**Problem details**
Pick out every line in the material below that contains the string "Send", and copy each of those lines in full. Case counts when matching.

** Begin **

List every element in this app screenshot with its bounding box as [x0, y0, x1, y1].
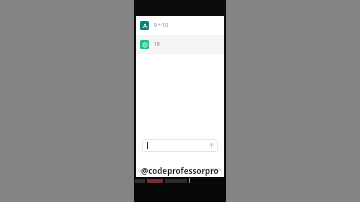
staticText: @codeprofessorpro	[141, 165, 219, 176]
button[interactable]: Send	[142, 139, 218, 152]
staticText: 9 + 10	[154, 22, 169, 29]
staticText: ChatG	[138, 168, 149, 173]
other: Send	[208, 142, 215, 149]
staticText: v1.0 beta	[208, 168, 222, 172]
staticText: 19	[154, 41, 160, 48]
button[interactable]: 9 + 10	[136, 16, 224, 35]
button[interactable]: 19	[136, 35, 224, 54]
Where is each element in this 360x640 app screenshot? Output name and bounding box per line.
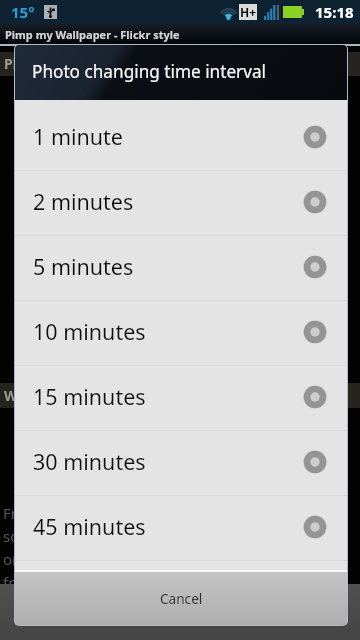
button[interactable]: 15 minutes (15, 366, 347, 431)
staticText: 45 minutes (33, 512, 146, 541)
button[interactable]: 1 minute (15, 106, 347, 171)
staticText: 1 minute (33, 122, 123, 151)
other: HSPA+ network (239, 4, 257, 20)
staticText: 15:18 (315, 2, 354, 22)
staticText: WiFi (4, 386, 34, 405)
staticText: 15 minutes (33, 382, 146, 411)
staticText: 30 minutes (33, 447, 146, 476)
staticText: 15° (11, 2, 35, 22)
other: Battery (283, 6, 304, 18)
button[interactable]: 5 minutes (15, 236, 347, 301)
button[interactable]: 2 minutes (15, 171, 347, 236)
button[interactable]: Cancel (15, 572, 347, 625)
staticText: Photo changing time interval (32, 60, 267, 83)
staticText: Cancel (160, 589, 203, 608)
staticText: 5 minutes (33, 252, 134, 281)
staticText: Questions? Mail me! (3, 595, 146, 615)
staticText: Pimp my Wallpaper - Flickr style (5, 27, 180, 42)
other: USB connected (44, 5, 57, 19)
staticText: 10 minutes (33, 317, 146, 346)
staticText: Photo source (4, 54, 96, 73)
button[interactable]: 30 minutes (15, 431, 347, 496)
button[interactable]: 45 minutes (15, 496, 347, 561)
other: Signal strength (264, 5, 279, 20)
staticText: 2 minutes (33, 187, 134, 216)
staticText: H+ (240, 4, 257, 20)
staticText: Free version is ad supported, (3, 503, 207, 523)
other: Wi-Fi (220, 5, 237, 20)
staticText: only in paid version. Please buy (3, 549, 224, 569)
button[interactable]: 10 minutes (15, 301, 347, 366)
staticText: from the Market to support us! (3, 572, 221, 592)
staticText: some features are disabled - (3, 526, 203, 546)
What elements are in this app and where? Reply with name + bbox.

** End **

**Response**
button[interactable]: Send	[142, 139, 218, 152]
other: Send	[208, 142, 215, 149]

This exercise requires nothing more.